New York: Harper and Row, 1970. First Edition. Hardcover. Very Good/Very Good. Perhaps greatest Latin American novel of the 20th century--the sort of book where most Spanish speaking booklovers can quote the opening line, "Muchos años después, frente al pelotón de fusilamiento, el coronel Aureliano Buendía había de recordar aquella tarde remota en que su padre lo llevó a conocer el hielo." [Translated here by Gregory Rabassa as "Many years later, as he faced the firing squad, Colonel Aureliano Buendia was to remember than distant afternoon when his father took him to discover ice."]

In addition to being a great book, this book is a collector's favorite because of the two states of the dust jacket. In some copies, the first sentence of the jacket flap ends with "one of the most important novels ever written in Latin America!" First editions are found with both the exclamation mark and the period. GGM's bibliographer Don Klein has done a lot of work on the question of the exclamation mark and has shown that most if not all of the review copies have the period (See Gabriel García Márquez: Una Bibliografía Descriptiva).

What does that mean? It means that there is not one shred of evidence that the "!" copies are "first", as is often stated by those who have one. It's theoretically possible that the first jackets printed had exclamation marks and that error was fixed during the press run, but such changes are rare on modern, high speed presses like those used in the 1970s.

→ **Problem 1**:
In the book listing, which punctuation mark appears on most, if not all, of the review copies' dust jackets?
→ **Problem 2**:
Reproduce the records without changes, from their first line through the line containing "- machine-number-link[interactable]: 1113: [463, 199, 497, 216]".

→ **Available records**:

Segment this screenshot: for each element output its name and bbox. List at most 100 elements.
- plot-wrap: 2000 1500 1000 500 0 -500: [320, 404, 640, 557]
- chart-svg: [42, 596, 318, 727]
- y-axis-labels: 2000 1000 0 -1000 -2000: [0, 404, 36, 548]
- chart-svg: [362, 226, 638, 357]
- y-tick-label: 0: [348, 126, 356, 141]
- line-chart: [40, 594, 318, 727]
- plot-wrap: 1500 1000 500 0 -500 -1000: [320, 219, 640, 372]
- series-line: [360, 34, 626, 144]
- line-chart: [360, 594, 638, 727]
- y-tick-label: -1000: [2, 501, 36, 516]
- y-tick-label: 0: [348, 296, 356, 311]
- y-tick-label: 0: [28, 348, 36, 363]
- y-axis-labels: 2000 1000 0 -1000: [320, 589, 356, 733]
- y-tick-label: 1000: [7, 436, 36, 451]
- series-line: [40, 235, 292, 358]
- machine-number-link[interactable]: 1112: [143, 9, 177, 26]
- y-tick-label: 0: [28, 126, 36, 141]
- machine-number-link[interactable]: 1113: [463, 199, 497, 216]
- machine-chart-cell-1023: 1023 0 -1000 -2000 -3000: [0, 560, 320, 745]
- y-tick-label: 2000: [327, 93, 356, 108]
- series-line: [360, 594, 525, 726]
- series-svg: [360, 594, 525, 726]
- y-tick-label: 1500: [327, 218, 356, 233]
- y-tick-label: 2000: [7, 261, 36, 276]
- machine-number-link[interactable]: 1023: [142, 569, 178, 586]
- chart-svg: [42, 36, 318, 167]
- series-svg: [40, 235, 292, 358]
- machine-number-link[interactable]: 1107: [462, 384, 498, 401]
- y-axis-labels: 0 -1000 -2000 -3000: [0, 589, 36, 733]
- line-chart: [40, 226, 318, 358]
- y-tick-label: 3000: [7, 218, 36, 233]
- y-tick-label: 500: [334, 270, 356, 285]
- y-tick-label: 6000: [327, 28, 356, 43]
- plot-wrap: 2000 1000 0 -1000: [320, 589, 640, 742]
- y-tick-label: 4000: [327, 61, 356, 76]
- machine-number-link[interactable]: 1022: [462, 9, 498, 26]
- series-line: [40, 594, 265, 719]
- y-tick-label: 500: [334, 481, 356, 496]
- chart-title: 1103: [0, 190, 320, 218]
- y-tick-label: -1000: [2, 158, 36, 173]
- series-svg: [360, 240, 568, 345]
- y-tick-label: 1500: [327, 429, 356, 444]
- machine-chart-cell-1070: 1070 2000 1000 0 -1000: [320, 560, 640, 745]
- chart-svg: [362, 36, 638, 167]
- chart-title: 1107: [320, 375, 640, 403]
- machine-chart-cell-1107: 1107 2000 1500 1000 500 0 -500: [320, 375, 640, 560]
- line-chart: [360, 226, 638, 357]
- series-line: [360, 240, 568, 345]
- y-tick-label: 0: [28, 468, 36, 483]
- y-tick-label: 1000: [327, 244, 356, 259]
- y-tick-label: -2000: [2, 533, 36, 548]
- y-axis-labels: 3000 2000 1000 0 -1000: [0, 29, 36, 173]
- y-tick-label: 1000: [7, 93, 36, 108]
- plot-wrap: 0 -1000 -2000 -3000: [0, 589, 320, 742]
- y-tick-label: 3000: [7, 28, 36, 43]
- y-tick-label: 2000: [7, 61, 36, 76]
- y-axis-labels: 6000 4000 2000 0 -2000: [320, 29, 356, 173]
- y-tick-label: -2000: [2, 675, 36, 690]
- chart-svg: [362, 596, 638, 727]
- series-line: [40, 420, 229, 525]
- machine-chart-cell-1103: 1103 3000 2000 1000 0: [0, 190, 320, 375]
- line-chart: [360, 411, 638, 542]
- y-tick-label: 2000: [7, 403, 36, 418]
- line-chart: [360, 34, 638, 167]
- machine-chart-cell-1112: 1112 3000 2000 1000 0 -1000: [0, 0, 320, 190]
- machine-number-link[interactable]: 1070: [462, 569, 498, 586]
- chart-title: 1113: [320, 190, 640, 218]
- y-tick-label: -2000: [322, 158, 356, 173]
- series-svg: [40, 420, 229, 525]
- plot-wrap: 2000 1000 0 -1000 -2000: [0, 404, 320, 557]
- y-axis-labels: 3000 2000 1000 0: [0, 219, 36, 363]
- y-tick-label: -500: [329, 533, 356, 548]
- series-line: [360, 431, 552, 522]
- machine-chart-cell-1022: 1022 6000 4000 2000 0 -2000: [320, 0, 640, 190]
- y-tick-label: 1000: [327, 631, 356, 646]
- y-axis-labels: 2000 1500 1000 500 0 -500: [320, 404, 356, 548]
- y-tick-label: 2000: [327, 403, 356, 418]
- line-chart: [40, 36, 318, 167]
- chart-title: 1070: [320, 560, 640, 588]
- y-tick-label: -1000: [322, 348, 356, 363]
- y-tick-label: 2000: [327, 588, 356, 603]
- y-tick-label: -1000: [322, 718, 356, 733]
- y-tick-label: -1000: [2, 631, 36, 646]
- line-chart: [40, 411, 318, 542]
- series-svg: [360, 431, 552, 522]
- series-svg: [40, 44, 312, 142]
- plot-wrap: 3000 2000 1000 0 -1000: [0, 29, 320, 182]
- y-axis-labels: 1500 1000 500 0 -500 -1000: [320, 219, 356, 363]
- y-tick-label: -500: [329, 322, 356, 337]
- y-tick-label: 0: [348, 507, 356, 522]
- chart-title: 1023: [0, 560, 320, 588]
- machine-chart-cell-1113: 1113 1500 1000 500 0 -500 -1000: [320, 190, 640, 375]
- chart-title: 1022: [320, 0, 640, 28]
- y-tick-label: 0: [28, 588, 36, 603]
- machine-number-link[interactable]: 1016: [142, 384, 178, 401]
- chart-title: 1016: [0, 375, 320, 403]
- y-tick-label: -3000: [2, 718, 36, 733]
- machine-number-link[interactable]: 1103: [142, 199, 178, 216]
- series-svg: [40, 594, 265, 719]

→ **Task output 1**:
A period.

→ **Task output 2**:
Segment this screenshot: for each element output its name and bbox. List at most 100 elements.
- plot-wrap: 2000 1500 1000 500 0 -500: [320, 404, 640, 557]
- chart-svg: [42, 596, 318, 727]
- y-axis-labels: 2000 1000 0 -1000 -2000: [0, 404, 36, 548]
- chart-svg: [362, 226, 638, 357]
- y-tick-label: 0: [348, 126, 356, 141]
- line-chart: [40, 594, 318, 727]
- plot-wrap: 1500 1000 500 0 -500 -1000: [320, 219, 640, 372]
- series-line: [360, 34, 626, 144]
- line-chart: [360, 594, 638, 727]
- y-tick-label: -1000: [2, 501, 36, 516]
- y-tick-label: 0: [348, 296, 356, 311]
- y-tick-label: 0: [28, 348, 36, 363]
- y-axis-labels: 2000 1000 0 -1000: [320, 589, 356, 733]
- y-tick-label: 1000: [7, 436, 36, 451]
- series-line: [40, 235, 292, 358]
- machine-number-link[interactable]: 1112: [143, 9, 177, 26]
- y-tick-label: 0: [28, 126, 36, 141]
- machine-number-link[interactable]: 1113: [463, 199, 497, 216]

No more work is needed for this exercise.